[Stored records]

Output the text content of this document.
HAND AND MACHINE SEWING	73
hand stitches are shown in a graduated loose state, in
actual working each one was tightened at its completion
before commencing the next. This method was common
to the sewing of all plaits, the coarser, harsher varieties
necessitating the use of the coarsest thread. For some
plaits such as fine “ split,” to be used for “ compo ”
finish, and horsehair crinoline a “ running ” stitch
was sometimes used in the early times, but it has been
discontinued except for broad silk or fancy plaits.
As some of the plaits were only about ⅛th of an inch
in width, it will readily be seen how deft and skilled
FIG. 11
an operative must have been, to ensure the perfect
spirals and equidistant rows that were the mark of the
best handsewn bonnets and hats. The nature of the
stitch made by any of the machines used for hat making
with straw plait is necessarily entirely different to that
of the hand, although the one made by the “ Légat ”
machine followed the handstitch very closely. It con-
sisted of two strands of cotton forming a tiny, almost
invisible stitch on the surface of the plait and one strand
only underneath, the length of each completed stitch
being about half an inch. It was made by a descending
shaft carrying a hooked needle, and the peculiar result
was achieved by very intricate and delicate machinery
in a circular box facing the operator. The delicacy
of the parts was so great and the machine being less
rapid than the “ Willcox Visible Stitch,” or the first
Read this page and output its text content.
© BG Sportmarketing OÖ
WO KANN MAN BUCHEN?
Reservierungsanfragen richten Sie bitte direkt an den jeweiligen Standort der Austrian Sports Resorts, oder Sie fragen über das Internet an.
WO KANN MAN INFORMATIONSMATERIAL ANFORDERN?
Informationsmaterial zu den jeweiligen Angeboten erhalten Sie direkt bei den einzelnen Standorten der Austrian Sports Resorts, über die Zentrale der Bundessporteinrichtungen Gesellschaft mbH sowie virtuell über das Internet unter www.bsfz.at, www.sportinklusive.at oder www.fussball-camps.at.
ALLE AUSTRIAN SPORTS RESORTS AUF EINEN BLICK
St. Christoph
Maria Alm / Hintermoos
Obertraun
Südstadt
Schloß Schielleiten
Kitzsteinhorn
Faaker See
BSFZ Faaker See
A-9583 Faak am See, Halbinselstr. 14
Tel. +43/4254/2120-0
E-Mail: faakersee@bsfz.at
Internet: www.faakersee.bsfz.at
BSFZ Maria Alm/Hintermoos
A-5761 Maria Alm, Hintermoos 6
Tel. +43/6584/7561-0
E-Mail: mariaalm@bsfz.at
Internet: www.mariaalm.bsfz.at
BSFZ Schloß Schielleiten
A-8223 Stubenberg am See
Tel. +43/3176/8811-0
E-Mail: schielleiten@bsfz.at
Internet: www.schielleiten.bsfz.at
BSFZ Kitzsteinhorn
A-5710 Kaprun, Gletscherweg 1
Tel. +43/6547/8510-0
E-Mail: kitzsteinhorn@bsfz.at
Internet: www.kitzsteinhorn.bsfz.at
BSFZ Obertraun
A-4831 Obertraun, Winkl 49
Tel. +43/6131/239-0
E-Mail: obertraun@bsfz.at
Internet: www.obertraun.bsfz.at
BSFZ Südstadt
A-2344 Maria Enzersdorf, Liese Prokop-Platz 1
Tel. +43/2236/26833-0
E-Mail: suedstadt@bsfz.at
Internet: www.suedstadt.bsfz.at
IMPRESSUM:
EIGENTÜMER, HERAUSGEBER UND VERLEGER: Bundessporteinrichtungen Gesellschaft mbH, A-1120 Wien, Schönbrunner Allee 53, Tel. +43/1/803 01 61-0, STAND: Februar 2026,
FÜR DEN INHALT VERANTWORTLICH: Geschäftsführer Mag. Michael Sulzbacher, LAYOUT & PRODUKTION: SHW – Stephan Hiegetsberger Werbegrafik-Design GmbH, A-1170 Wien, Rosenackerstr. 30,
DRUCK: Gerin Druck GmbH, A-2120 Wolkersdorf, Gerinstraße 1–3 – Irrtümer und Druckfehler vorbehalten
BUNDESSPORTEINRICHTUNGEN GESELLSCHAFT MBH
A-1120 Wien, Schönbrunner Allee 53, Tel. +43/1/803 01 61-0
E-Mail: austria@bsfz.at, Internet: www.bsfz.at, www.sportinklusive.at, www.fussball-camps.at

== Set task ==
Reproduce each line from the records that contains the word "sportinklusive".

== Written response ==
Informationsmaterial zu den jeweiligen Angeboten erhalten Sie direkt bei den einzelnen Standorten der Austrian Sports Resorts, über die Zentrale der Bundessporteinrichtungen Gesellschaft mbH sowie virtuell über das Internet unter www.bsfz.at, www.sportinklusive.at oder www.fussball-camps.at.
E-Mail: austria@bsfz.at, Internet: www.bsfz.at, www.sportinklusive.at, www.fussball-camps.at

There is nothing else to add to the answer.